• _RECORDS TO USE_
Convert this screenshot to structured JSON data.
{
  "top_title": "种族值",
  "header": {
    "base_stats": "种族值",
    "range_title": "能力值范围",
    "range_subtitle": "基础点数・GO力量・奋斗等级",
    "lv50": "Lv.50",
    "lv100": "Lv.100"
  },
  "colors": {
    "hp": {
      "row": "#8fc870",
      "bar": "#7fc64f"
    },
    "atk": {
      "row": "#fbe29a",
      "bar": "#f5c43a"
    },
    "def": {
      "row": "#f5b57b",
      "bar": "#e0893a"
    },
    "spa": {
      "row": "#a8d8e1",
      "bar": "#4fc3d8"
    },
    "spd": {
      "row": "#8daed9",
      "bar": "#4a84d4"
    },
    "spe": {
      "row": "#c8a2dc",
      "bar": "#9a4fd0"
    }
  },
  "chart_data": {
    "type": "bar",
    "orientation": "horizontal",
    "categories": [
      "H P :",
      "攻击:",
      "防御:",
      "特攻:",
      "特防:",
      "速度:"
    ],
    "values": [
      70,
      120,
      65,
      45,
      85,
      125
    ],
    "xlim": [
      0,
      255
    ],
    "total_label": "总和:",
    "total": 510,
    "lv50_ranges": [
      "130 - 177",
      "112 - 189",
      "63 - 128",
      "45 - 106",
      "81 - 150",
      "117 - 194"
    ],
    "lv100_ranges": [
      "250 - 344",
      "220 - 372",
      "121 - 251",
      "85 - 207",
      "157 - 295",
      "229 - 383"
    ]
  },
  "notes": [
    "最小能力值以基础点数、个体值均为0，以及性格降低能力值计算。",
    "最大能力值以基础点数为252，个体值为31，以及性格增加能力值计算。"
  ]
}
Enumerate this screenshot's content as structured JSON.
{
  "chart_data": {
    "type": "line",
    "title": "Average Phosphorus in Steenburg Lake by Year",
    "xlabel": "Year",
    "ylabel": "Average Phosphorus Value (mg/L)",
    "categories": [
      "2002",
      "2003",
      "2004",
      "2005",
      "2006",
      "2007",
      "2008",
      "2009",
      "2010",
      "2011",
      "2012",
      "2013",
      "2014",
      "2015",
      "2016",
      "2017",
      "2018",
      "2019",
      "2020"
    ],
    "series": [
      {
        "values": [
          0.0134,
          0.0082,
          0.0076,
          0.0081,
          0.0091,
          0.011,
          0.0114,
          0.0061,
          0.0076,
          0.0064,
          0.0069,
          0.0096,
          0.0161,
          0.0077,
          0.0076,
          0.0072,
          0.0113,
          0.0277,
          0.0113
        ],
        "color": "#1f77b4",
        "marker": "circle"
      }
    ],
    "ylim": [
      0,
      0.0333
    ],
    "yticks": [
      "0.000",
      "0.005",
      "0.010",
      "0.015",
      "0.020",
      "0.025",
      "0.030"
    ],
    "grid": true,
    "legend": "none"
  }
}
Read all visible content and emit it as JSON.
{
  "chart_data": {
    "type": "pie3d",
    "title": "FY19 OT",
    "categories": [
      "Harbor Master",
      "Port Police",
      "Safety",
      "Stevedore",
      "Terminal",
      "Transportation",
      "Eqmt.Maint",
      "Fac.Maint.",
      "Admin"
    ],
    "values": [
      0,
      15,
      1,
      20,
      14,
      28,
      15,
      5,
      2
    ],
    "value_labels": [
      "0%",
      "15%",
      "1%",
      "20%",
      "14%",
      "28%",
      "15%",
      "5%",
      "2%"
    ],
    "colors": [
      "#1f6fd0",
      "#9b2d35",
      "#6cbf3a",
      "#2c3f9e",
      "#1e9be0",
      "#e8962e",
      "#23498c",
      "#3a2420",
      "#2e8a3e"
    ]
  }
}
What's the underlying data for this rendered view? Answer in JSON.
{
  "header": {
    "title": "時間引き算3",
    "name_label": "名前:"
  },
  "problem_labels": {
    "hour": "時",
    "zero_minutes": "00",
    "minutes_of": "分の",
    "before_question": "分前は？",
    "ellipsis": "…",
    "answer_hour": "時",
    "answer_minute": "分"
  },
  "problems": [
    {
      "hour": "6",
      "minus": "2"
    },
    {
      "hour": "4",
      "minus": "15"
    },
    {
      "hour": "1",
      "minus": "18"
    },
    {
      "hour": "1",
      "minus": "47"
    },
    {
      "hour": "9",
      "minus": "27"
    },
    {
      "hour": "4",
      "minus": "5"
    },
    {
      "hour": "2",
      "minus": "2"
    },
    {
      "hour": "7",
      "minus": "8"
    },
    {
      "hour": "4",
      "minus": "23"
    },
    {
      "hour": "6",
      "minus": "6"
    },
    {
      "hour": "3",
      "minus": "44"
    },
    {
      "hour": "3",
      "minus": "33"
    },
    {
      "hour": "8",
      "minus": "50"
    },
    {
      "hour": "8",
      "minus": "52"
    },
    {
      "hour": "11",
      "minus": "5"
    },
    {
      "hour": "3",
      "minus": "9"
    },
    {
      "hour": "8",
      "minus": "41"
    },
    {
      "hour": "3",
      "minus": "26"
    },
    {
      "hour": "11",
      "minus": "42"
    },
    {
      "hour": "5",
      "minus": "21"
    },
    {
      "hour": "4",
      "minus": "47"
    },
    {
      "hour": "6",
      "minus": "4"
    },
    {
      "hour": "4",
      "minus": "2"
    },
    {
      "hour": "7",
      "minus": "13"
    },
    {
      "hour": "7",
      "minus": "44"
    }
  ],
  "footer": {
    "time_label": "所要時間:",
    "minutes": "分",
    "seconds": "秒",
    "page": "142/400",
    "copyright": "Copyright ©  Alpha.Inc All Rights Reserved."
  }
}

• _BRIEF_
Reproduce all of the entries word for word.

• _FINAL RESULT_
Convert this screenshot to structured JSON data.
{
  "top_title": "种族值",
  "header": {
    "base_stats": "种族值",
    "range_title": "能力值范围",
    "range_subtitle": "基础点数・GO力量・奋斗等级",
    "lv50": "Lv.50",
    "lv100": "Lv.100"
  },
  "colors": {
    "hp": {
      "row": "#8fc870",
      "bar": "#7fc64f"
    },
    "atk": {
      "row": "#fbe29a",
      "bar": "#f5c43a"
    },
    "def": {
      "row": "#f5b57b",
      "bar": "#e0893a"
    },
    "spa": {
      "row": "#a8d8e1",
      "bar": "#4fc3d8"
    },
    "spd": {
      "row": "#8daed9",
      "bar": "#4a84d4"
    },
    "spe": {
      "row": "#c8a2dc",
      "bar": "#9a4fd0"
    }
  },
  "chart_data": {
    "type": "bar",
    "orientation": "horizontal",
    "categories": [
      "H P :",
      "攻击:",
      "防御:",
      "特攻:",
      "特防:",
      "速度:"
    ],
    "values": [
      70,
      120,
      65,
      45,
      85,
      125
    ],
    "xlim": [
      0,
      255
    ],
    "total_label": "总和:",
    "total": 510,
    "lv50_ranges": [
      "130 - 177",
      "112 - 189",
      "63 - 128",
      "45 - 106",
      "81 - 150",
      "117 - 194"
    ],
    "lv100_ranges": [
      "250 - 344",
      "220 - 372",
      "121 - 251",
      "85 - 207",
      "157 - 295",
      "229 - 383"
    ]
  },
  "notes": [
    "最小能力值以基础点数、个体值均为0，以及性格降低能力值计算。",
    "最大能力值以基础点数为252，个体值为31，以及性格增加能力值计算。"
  ]
}
Enumerate this screenshot's content as structured JSON.
{
  "chart_data": {
    "type": "line",
    "title": "Average Phosphorus in Steenburg Lake by Year",
    "xlabel": "Year",
    "ylabel": "Average Phosphorus Value (mg/L)",
    "categories": [
      "2002",
      "2003",
      "2004",
      "2005",
      "2006",
      "2007",
      "2008",
      "2009",
      "2010",
      "2011",
      "2012",
      "2013",
      "2014",
      "2015",
      "2016",
      "2017",
      "2018",
      "2019",
      "2020"
    ],
    "series": [
      {
        "values": [
          0.0134,
          0.0082,
          0.0076,
          0.0081,
          0.0091,
          0.011,
          0.0114,
          0.0061,
          0.0076,
          0.0064,
          0.0069,
          0.0096,
          0.0161,
          0.0077,
          0.0076,
          0.0072,
          0.0113,
          0.0277,
          0.0113
        ],
        "color": "#1f77b4",
        "marker": "circle"
      }
    ],
    "ylim": [
      0,
      0.0333
    ],
    "yticks": [
      "0.000",
      "0.005",
      "0.010",
      "0.015",
      "0.020",
      "0.025",
      "0.030"
    ],
    "grid": true,
    "legend": "none"
  }
}
Read all visible content and emit it as JSON.
{
  "chart_data": {
    "type": "pie3d",
    "title": "FY19 OT",
    "categories": [
      "Harbor Master",
      "Port Police",
      "Safety",
      "Stevedore",
      "Terminal",
      "Transportation",
      "Eqmt.Maint",
      "Fac.Maint.",
      "Admin"
    ],
    "values": [
      0,
      15,
      1,
      20,
      14,
      28,
      15,
      5,
      2
    ],
    "value_labels": [
      "0%",
      "15%",
      "1%",
      "20%",
      "14%",
      "28%",
      "15%",
      "5%",
      "2%"
    ],
    "colors": [
      "#1f6fd0",
      "#9b2d35",
      "#6cbf3a",
      "#2c3f9e",
      "#1e9be0",
      "#e8962e",
      "#23498c",
      "#3a2420",
      "#2e8a3e"
    ]
  }
}
What's the underlying data for this rendered view? Answer in JSON.
{
  "header": {
    "title": "時間引き算3",
    "name_label": "名前:"
  },
  "problem_labels": {
    "hour": "時",
    "zero_minutes": "00",
    "minutes_of": "分の",
    "before_question": "分前は？",
    "ellipsis": "…",
    "answer_hour": "時",
    "answer_minute": "分"
  },
  "problems": [
    {
      "hour": "6",
      "minus": "2"
    },
    {
      "hour": "4",
      "minus": "15"
    },
    {
      "hour": "1",
      "minus": "18"
    },
    {
      "hour": "1",
      "minus": "47"
    },
    {
      "hour": "9",
      "minus": "27"
    },
    {
      "hour": "4",
      "minus": "5"
    },
    {
      "hour": "2",
      "minus": "2"
    },
    {
      "hour": "7",
      "minus": "8"
    },
    {
      "hour": "4",
      "minus": "23"
    },
    {
      "hour": "6",
      "minus": "6"
    },
    {
      "hour": "3",
      "minus": "44"
    },
    {
      "hour": "3",
      "minus": "33"
    },
    {
      "hour": "8",
      "minus": "50"
    },
    {
      "hour": "8",
      "minus": "52"
    },
    {
      "hour": "11",
      "minus": "5"
    },
    {
      "hour": "3",
      "minus": "9"
    },
    {
      "hour": "8",
      "minus": "41"
    },
    {
      "hour": "3",
      "minus": "26"
    },
    {
      "hour": "11",
      "minus": "42"
    },
    {
      "hour": "5",
      "minus": "21"
    },
    {
      "hour": "4",
      "minus": "47"
    },
    {
      "hour": "6",
      "minus": "4"
    },
    {
      "hour": "4",
      "minus": "2"
    },
    {
      "hour": "7",
      "minus": "13"
    },
    {
      "hour": "7",
      "minus": "44"
    }
  ],
  "footer": {
    "time_label": "所要時間:",
    "minutes": "分",
    "seconds": "秒",
    "page": "142/400",
    "copyright": "Copyright ©  Alpha.Inc All Rights Reserved."
  }
}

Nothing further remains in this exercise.